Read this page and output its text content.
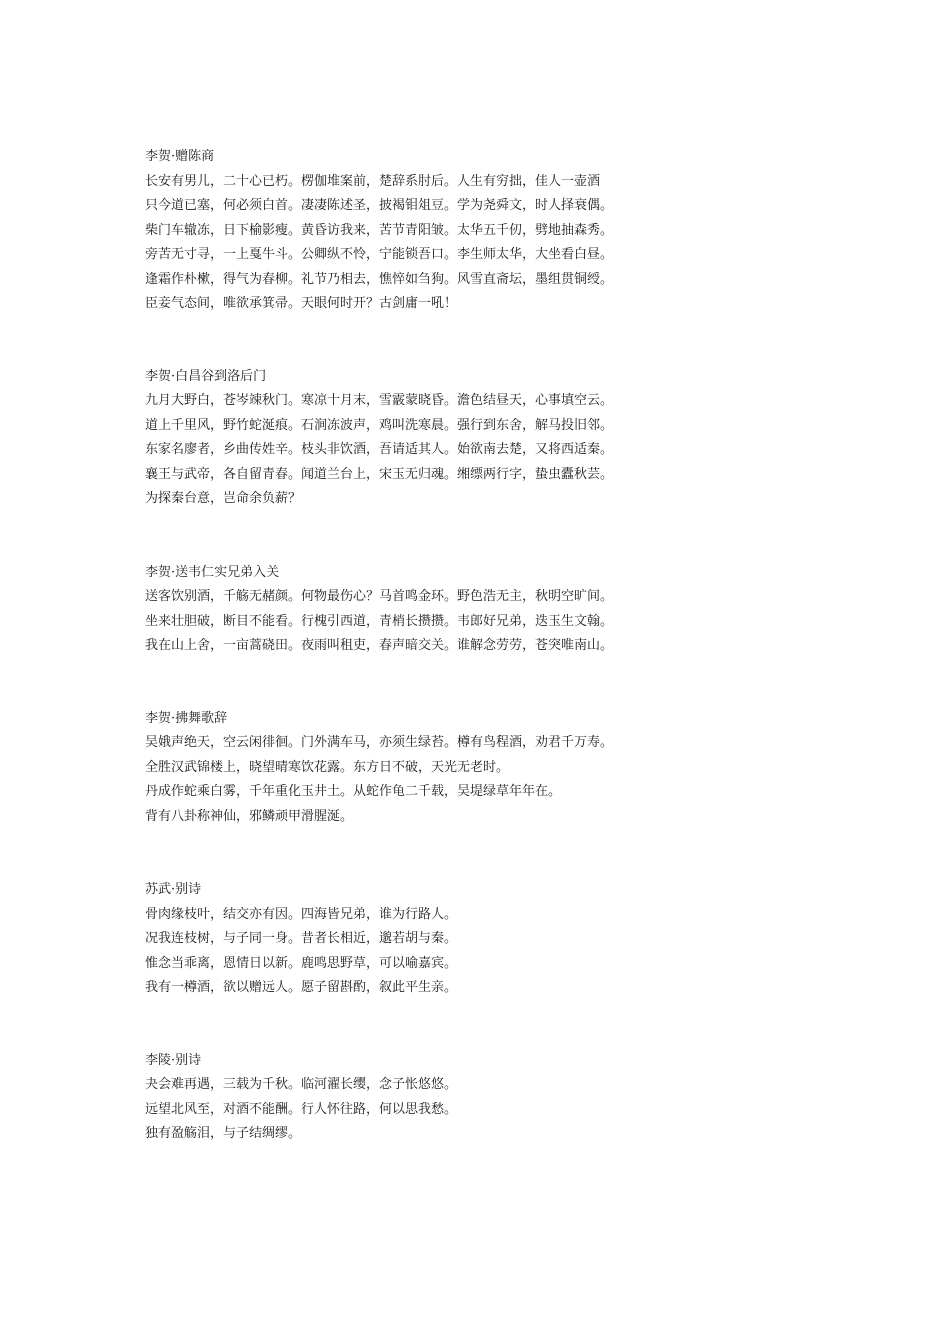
李贺·赠陈商
长安有男儿，二十心已朽。楞伽堆案前，楚辞系肘后。人生有穷拙，佳人一壶酒
只今道已塞，何必须白首。凄凄陈述圣，披褐钼俎豆。学为尧舜文，时人择衰偶。
柴门车辙冻，日下榆影瘦。黄昏访我来，苦节青阳皱。太华五千仞，劈地抽森秀。
旁苦无寸寻，一上戛牛斗。公卿纵不怜，宁能锁吾口。李生师太华，大坐看白昼。
逢霜作朴樕，得气为春柳。礼节乃相去，憔悴如刍狗。风雪直斋坛，墨组贯铜绶。
臣妾气态间，唯欲承箕帚。天眼何时开？古剑庸一吼！
李贺·白昌谷到洛后门
九月大野白，苍岑竦秋门。寒凉十月末，雪霰蒙晓昏。澹色结昼天，心事填空云。
道上千里风，野竹蛇涎痕。石涧冻波声，鸡叫洗寒晨。强行到东舍，解马投旧邻。
东家名廖者，乡曲传姓辛。枝头非饮酒，吾请适其人。始欲南去楚，又将西适秦。
襄王与武帝，各自留青春。闻道兰台上，宋玉无归魂。缃缥两行字，蛰虫蠹秋芸。
为探秦台意，岂命余负薪？
李贺·送韦仁实兄弟入关
送客饮别酒，千觞无赭颜。何物最伤心？马首鸣金环。野色浩无主，秋明空旷间。
坐来壮胆破，断目不能看。行槐引西道，青梢长攒攒。韦郎好兄弟，迭玉生文翰。
我在山上舍，一亩蒿硗田。夜雨叫租吏，春声暗交关。谁解念劳劳，苍突唯南山。
李贺·拂舞歌辞
吴娥声绝天，空云闲徘徊。门外满车马，亦须生绿苔。樽有鸟程酒，劝君千万寿。
全胜汉武锦楼上，晓望晴寒饮花露。东方日不破，天光无老时。
丹成作蛇乘白雾，千年重化玉井土。从蛇作龟二千载，吴堤绿草年年在。
背有八卦称神仙，邪鳞顽甲滑腥涎。
苏武·别诗
骨肉缘枝叶，结交亦有因。四海皆兄弟，谁为行路人。
况我连枝树，与子同一身。昔者长相近，邈若胡与秦。
惟念当乖离，恩情日以新。鹿鸣思野草，可以喻嘉宾。
我有一樽酒，欲以赠远人。愿子留斟酌，叙此平生亲。
李陵·别诗
夬会难再遇，三载为千秋。临河濯长缨，念子怅悠悠。
远望北风至，对酒不能酬。行人怀往路，何以思我愁。
独有盈觞泪，与子结绸缪。
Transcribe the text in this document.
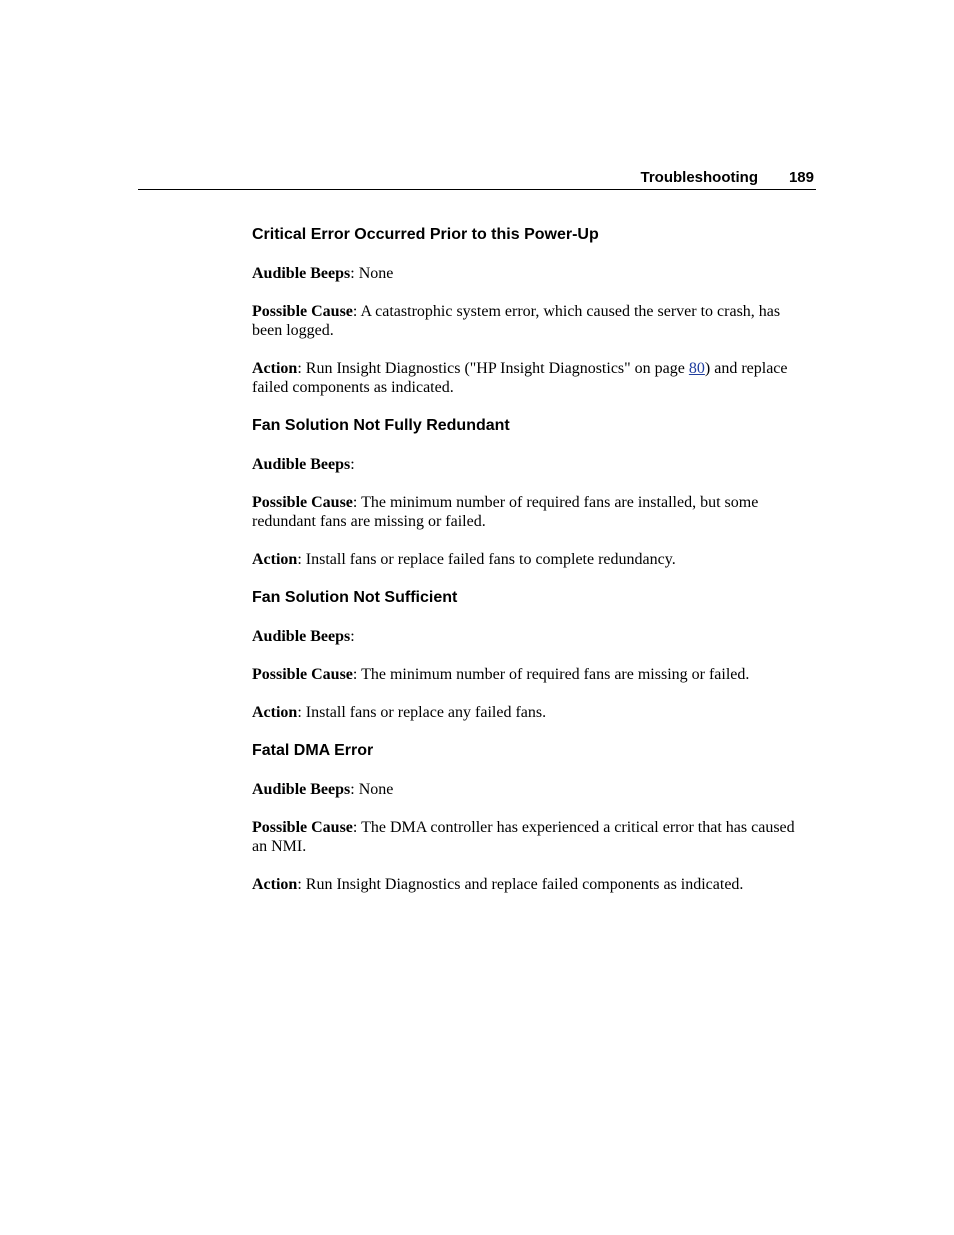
Troubleshooting 189
Critical Error Occurred Prior to this Power-Up

Audible Beeps: None

Possible Cause: A catastrophic system error, which caused the server to crash, has been logged.

Action: Run Insight Diagnostics ("HP Insight Diagnostics" on page 80) and replace failed components as indicated.

Fan Solution Not Fully Redundant

Audible Beeps:

Possible Cause: The minimum number of required fans are installed, but some redundant fans are missing or failed.

Action: Install fans or replace failed fans to complete redundancy.

Fan Solution Not Sufficient

Audible Beeps:

Possible Cause: The minimum number of required fans are missing or failed.

Action: Install fans or replace any failed fans.

Fatal DMA Error

Audible Beeps: None

Possible Cause: The DMA controller has experienced a critical error that has caused an NMI.

Action: Run Insight Diagnostics and replace failed components as indicated.
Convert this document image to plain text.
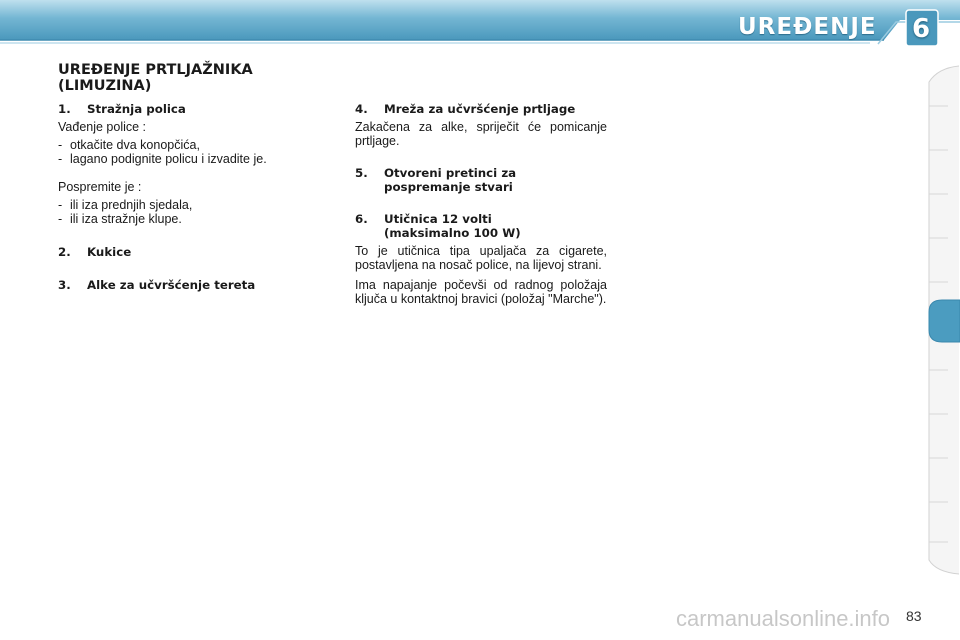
UREĐENJE 6
UREĐENJE PRTLJAŽNIKA
(LIMUZINA)
1.	Stražnja polica

Vađenje police :

- otkačite dva konopčića,
- lagano podignite policu i izvadite je.

Pospremite je :

- ili iza prednjih sjedala,
- ili iza stražnje klupe.
2.	Kukice
3.	Alke za učvršćenje tereta
4.	Mreža za učvršćenje prtljage

Zakačena za alke, spriječit će pomicanje prtljage.

5.	Otvoreni pretinci za
pospremanje stvari
6.	Utičnica 12 volti
(maksimalno 100 W)

To je utičnica tipa upaljača za cigarete, postavljena na nosač police, na lijevoj strani.

Ima napajanje počevši od radnog položaja ključa u kontaktnoj bravici (položaj "Marche").

carmanualsonline.info 83
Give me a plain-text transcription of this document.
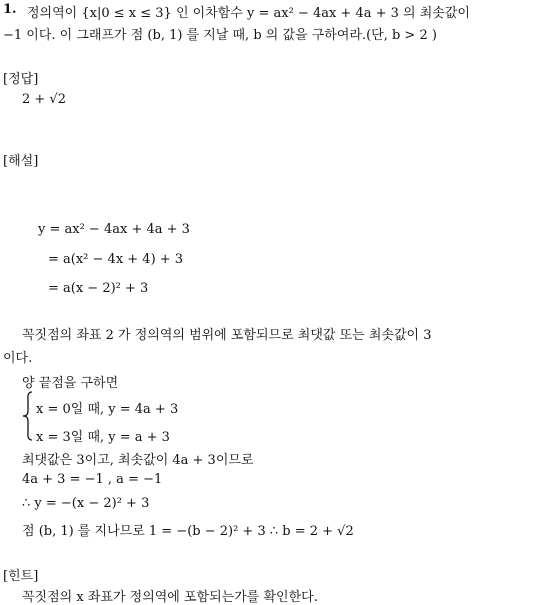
1. 정의역이 {x|0 ≤ x ≤ 3} 인 이차함수 y = ax² − 4ax + 4a + 3 의 최솟값이
−1 이다. 이 그래프가 점 (b, 1) 를 지날 때, b 의 값을 구하여라.(단, b > 2 )
[정답]
2 + √2
[해설]
y = ax² − 4ax + 4a + 3
= a(x² − 4x + 4) + 3
= a(x − 2)² + 3
꼭짓점의 좌표 2 가 정의역의 범위에 포함되므로 최댓값 또는 최솟값이 3
이다.
양 끝점을 구하면
x = 0일 때, y = 4a + 3
x = 3일 때, y = a + 3
최댓값은 3이고, 최솟값이 4a + 3이므로
4a + 3 = −1 , a = −1
∴ y = −(x − 2)² + 3
점 (b, 1) 를 지나므로 1 = −(b − 2)² + 3 ∴ b = 2 + √2
[힌트]
꼭짓점의 x 좌표가 정의역에 포함되는가를 확인한다.
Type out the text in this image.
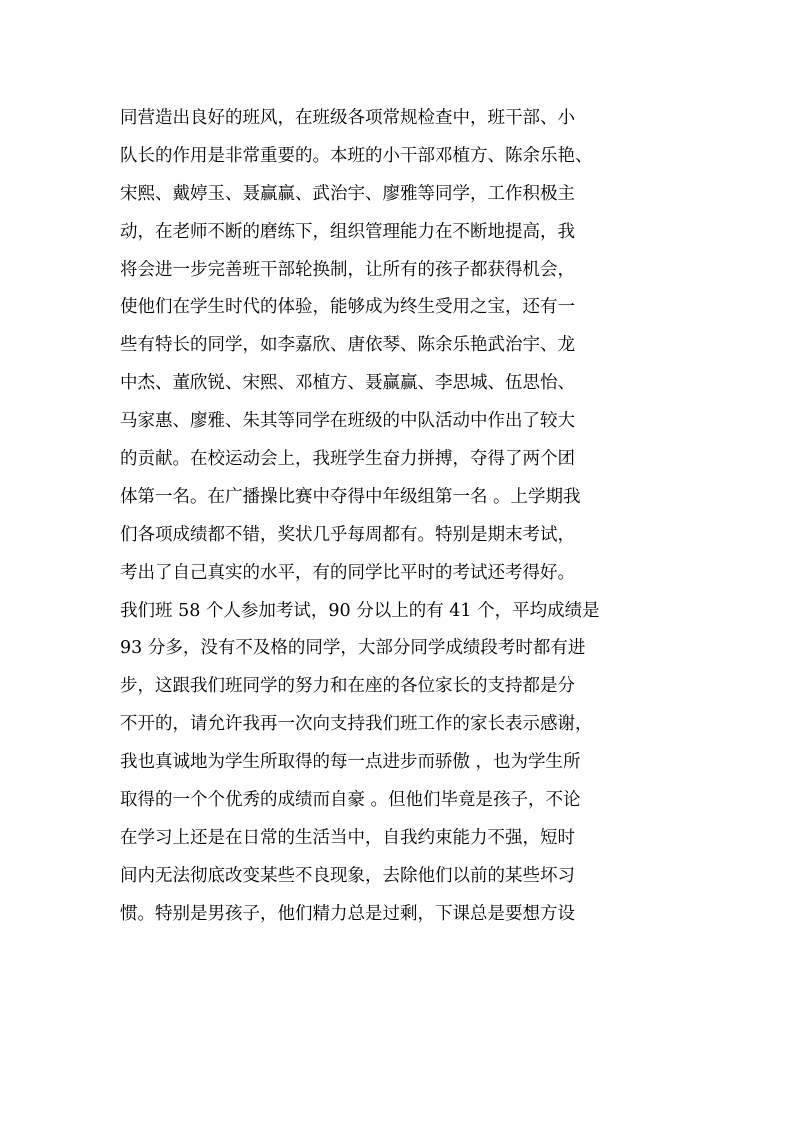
同营造出良好的班风，在班级各项常规检查中，班干部、小
队长的作用是非常重要的。本班的小干部邓植方、陈余乐艳、
宋熙、戴婷玉、聂赢赢、武治宇、廖雅等同学，工作积极主
动，在老师不断的磨练下，组织管理能力在不断地提高，我
将会进一步完善班干部轮换制，让所有的孩子都获得机会，
使他们在学生时代的体验，能够成为终生受用之宝，还有一
些有特长的同学，如李嘉欣、唐依琴、陈余乐艳武治宇、龙
中杰、董欣锐、宋熙、邓植方、聂赢赢、李思城、伍思怡、
马家惠、廖雅、朱其等同学在班级的中队活动中作出了较大
的贡献。在校运动会上，我班学生奋力拼搏，夺得了两个团
体第一名。在广播操比赛中夺得中年级组第一名 。上学期我
们各项成绩都不错，奖状几乎每周都有。特别是期末考试，
考出了自己真实的水平，有的同学比平时的考试还考得好。
我们班 58 个人参加考试，90 分以上的有 41 个，平均成绩是
93 分多，没有不及格的同学，大部分同学成绩段考时都有进
步，这跟我们班同学的努力和在座的各位家长的支持都是分
不开的，请允许我再一次向支持我们班工作的家长表示感谢，
我也真诚地为学生所取得的每一点进步而骄傲 ，也为学生所
取得的一个个优秀的成绩而自豪 。但他们毕竟是孩子，不论
在学习上还是在日常的生活当中，自我约束能力不强，短时
间内无法彻底改变某些不良现象，去除他们以前的某些坏习
惯。特别是男孩子，他们精力总是过剩，下课总是要想方设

■ ■ ■

Short problem: Look through the records and gather every line containing "text".

Solution for this problem:
Read this page and output its text content.
Transcribe the text in this document.
Convert this document image to plain text.
Give me a plain-text transcription of this document.
Type out the text in this image.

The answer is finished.